## Data shown
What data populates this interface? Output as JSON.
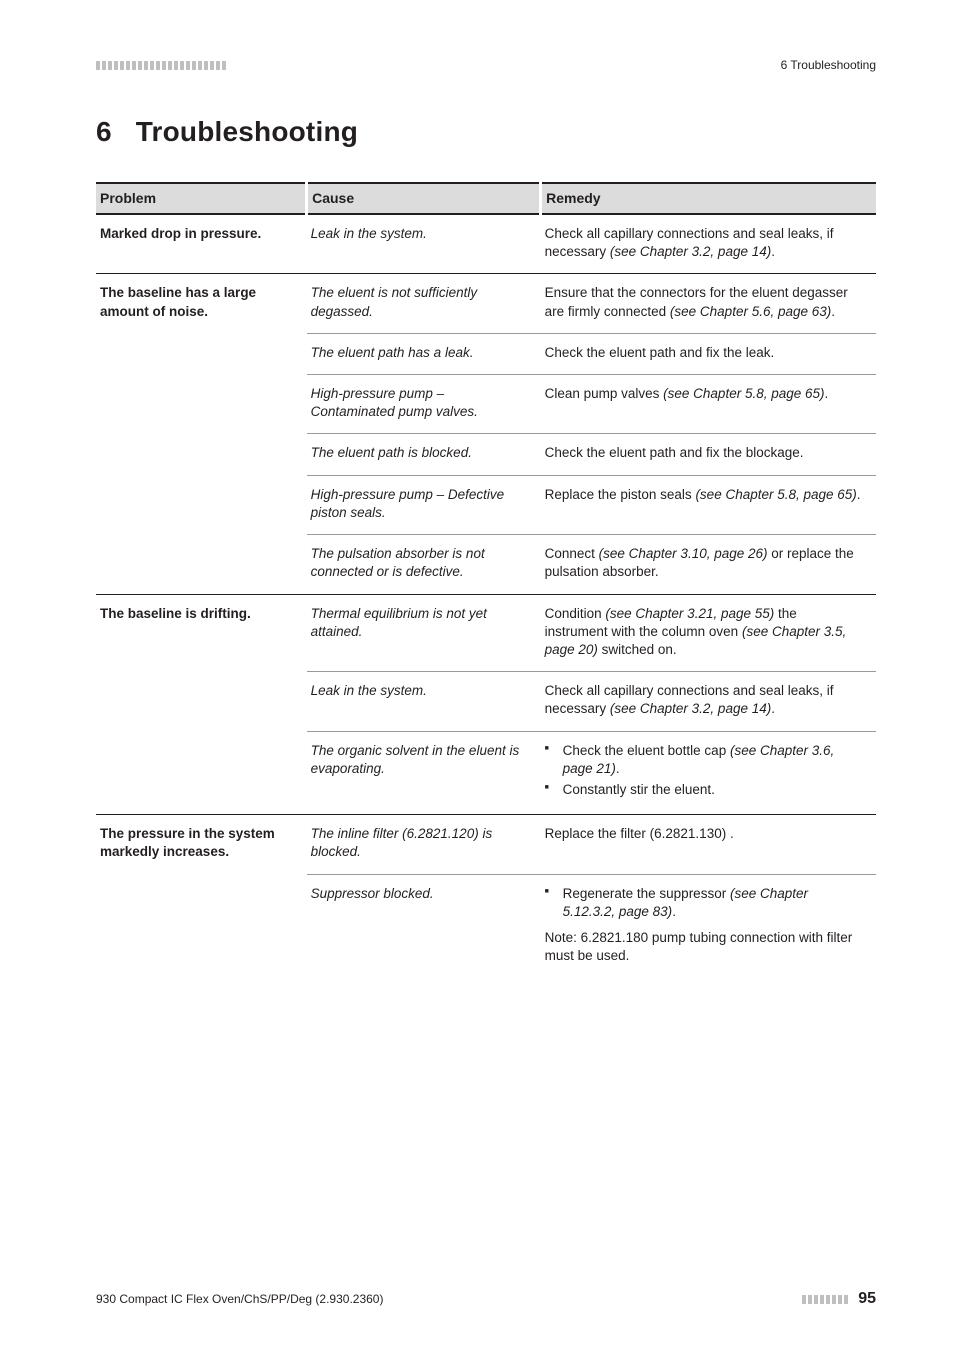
{
  "header": {
    "right": "6 Troubleshooting",
    "stripes": {
      "count": 22,
      "color": "#bfbfbf",
      "width": 4,
      "gap": 2,
      "height": 9
    }
  },
  "chapter": {
    "number": "6",
    "title": "Troubleshooting"
  },
  "table": {
    "columns": {
      "problem": "Problem",
      "cause": "Cause",
      "remedy": "Remedy"
    },
    "groups": [
      {
        "problem": "Marked drop in pressure.",
        "rows": [
          {
            "cause": "Leak in the system.",
            "remedy_html": "Check all capillary connections and seal leaks, if necessary <em>(see Chapter 3.2, page 14)</em>."
          }
        ]
      },
      {
        "problem": "The baseline has a large amount of noise.",
        "rows": [
          {
            "cause": "The eluent is not sufficiently degassed.",
            "remedy_html": "Ensure that the connectors for the eluent degasser are firmly connected <em>(see Chapter 5.6, page 63)</em>."
          },
          {
            "cause": "The eluent path has a leak.",
            "remedy_html": "Check the eluent path and fix the leak."
          },
          {
            "cause": "High-pressure pump – Contaminated pump valves.",
            "remedy_html": "Clean pump valves <em>(see Chapter 5.8, page 65)</em>."
          },
          {
            "cause": "The eluent path is blocked.",
            "remedy_html": "Check the eluent path and fix the blockage."
          },
          {
            "cause": "High-pressure pump – Defective piston seals.",
            "remedy_html": "Replace the piston seals <em>(see Chapter 5.8, page 65)</em>."
          },
          {
            "cause": "The pulsation absorber is not connected or is defective.",
            "remedy_html": "Connect <em>(see Chapter 3.10, page 26)</em> or replace the pulsation absorber."
          }
        ]
      },
      {
        "problem": "The baseline is drifting.",
        "rows": [
          {
            "cause": "Thermal equilibrium is not yet attained.",
            "remedy_html": "Condition <em>(see Chapter 3.21, page 55)</em> the instrument with the column oven <em>(see Chapter 3.5, page 20)</em> switched on."
          },
          {
            "cause": "Leak in the system.",
            "remedy_html": "Check all capillary connections and seal leaks, if necessary <em>(see Chapter 3.2, page 14)</em>."
          },
          {
            "cause": "The organic solvent in the eluent is evaporating.",
            "remedy_bullets": [
              "Check the eluent bottle cap <em>(see Chapter 3.6, page 21)</em>.",
              "Constantly stir the eluent."
            ]
          }
        ]
      },
      {
        "problem": "The pressure in the system markedly increases.",
        "rows": [
          {
            "cause": "The inline filter (6.2821.120) is blocked.",
            "remedy_html": "Replace the filter (6.2821.130) ."
          },
          {
            "cause": "Suppressor blocked.",
            "remedy_bullets": [
              "Regenerate the suppressor <em>(see Chapter 5.12.3.2, page 83)</em>."
            ],
            "remedy_after": "Note: 6.2821.180 pump tubing connection with filter must be used."
          }
        ]
      }
    ],
    "colors": {
      "header_bg": "#dcdcdc",
      "rule_strong": "#231f20",
      "rule_light": "#9a9a9a"
    }
  },
  "footer": {
    "left": "930 Compact IC Flex Oven/ChS/PP/Deg (2.930.2360)",
    "page": "95",
    "stripes": {
      "count": 8,
      "color": "#bfbfbf",
      "width": 4,
      "gap": 2,
      "height": 9
    }
  }
}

## Task goal
Write out each entry exactly as given, but skip the pictures.

## Solution below
What data populates this interface? Output as JSON.
{
  "header": {
    "right": "6 Troubleshooting",
    "stripes": {
      "count": 22,
      "color": "#bfbfbf",
      "width": 4,
      "gap": 2,
      "height": 9
    }
  },
  "chapter": {
    "number": "6",
    "title": "Troubleshooting"
  },
  "table": {
    "columns": {
      "problem": "Problem",
      "cause": "Cause",
      "remedy": "Remedy"
    },
    "groups": [
      {
        "problem": "Marked drop in pressure.",
        "rows": [
          {
            "cause": "Leak in the system.",
            "remedy_html": "Check all capillary connections and seal leaks, if necessary <em>(see Chapter 3.2, page 14)</em>."
          }
        ]
      },
      {
        "problem": "The baseline has a large amount of noise.",
        "rows": [
          {
            "cause": "The eluent is not sufficiently degassed.",
            "remedy_html": "Ensure that the connectors for the eluent degasser are firmly connected <em>(see Chapter 5.6, page 63)</em>."
          },
          {
            "cause": "The eluent path has a leak.",
            "remedy_html": "Check the eluent path and fix the leak."
          },
          {
            "cause": "High-pressure pump – Contaminated pump valves.",
            "remedy_html": "Clean pump valves <em>(see Chapter 5.8, page 65)</em>."
          },
          {
            "cause": "The eluent path is blocked.",
            "remedy_html": "Check the eluent path and fix the blockage."
          },
          {
            "cause": "High-pressure pump – Defective piston seals.",
            "remedy_html": "Replace the piston seals <em>(see Chapter 5.8, page 65)</em>."
          },
          {
            "cause": "The pulsation absorber is not connected or is defective.",
            "remedy_html": "Connect <em>(see Chapter 3.10, page 26)</em> or replace the pulsation absorber."
          }
        ]
      },
      {
        "problem": "The baseline is drifting.",
        "rows": [
          {
            "cause": "Thermal equilibrium is not yet attained.",
            "remedy_html": "Condition <em>(see Chapter 3.21, page 55)</em> the instrument with the column oven <em>(see Chapter 3.5, page 20)</em> switched on."
          },
          {
            "cause": "Leak in the system.",
            "remedy_html": "Check all capillary connections and seal leaks, if necessary <em>(see Chapter 3.2, page 14)</em>."
          },
          {
            "cause": "The organic solvent in the eluent is evaporating.",
            "remedy_bullets": [
              "Check the eluent bottle cap <em>(see Chapter 3.6, page 21)</em>.",
              "Constantly stir the eluent."
            ]
          }
        ]
      },
      {
        "problem": "The pressure in the system markedly increases.",
        "rows": [
          {
            "cause": "The inline filter (6.2821.120) is blocked.",
            "remedy_html": "Replace the filter (6.2821.130) ."
          },
          {
            "cause": "Suppressor blocked.",
            "remedy_bullets": [
              "Regenerate the suppressor <em>(see Chapter 5.12.3.2, page 83)</em>."
            ],
            "remedy_after": "Note: 6.2821.180 pump tubing connection with filter must be used."
          }
        ]
      }
    ],
    "colors": {
      "header_bg": "#dcdcdc",
      "rule_strong": "#231f20",
      "rule_light": "#9a9a9a"
    }
  },
  "footer": {
    "left": "930 Compact IC Flex Oven/ChS/PP/Deg (2.930.2360)",
    "page": "95",
    "stripes": {
      "count": 8,
      "color": "#bfbfbf",
      "width": 4,
      "gap": 2,
      "height": 9
    }
  }
}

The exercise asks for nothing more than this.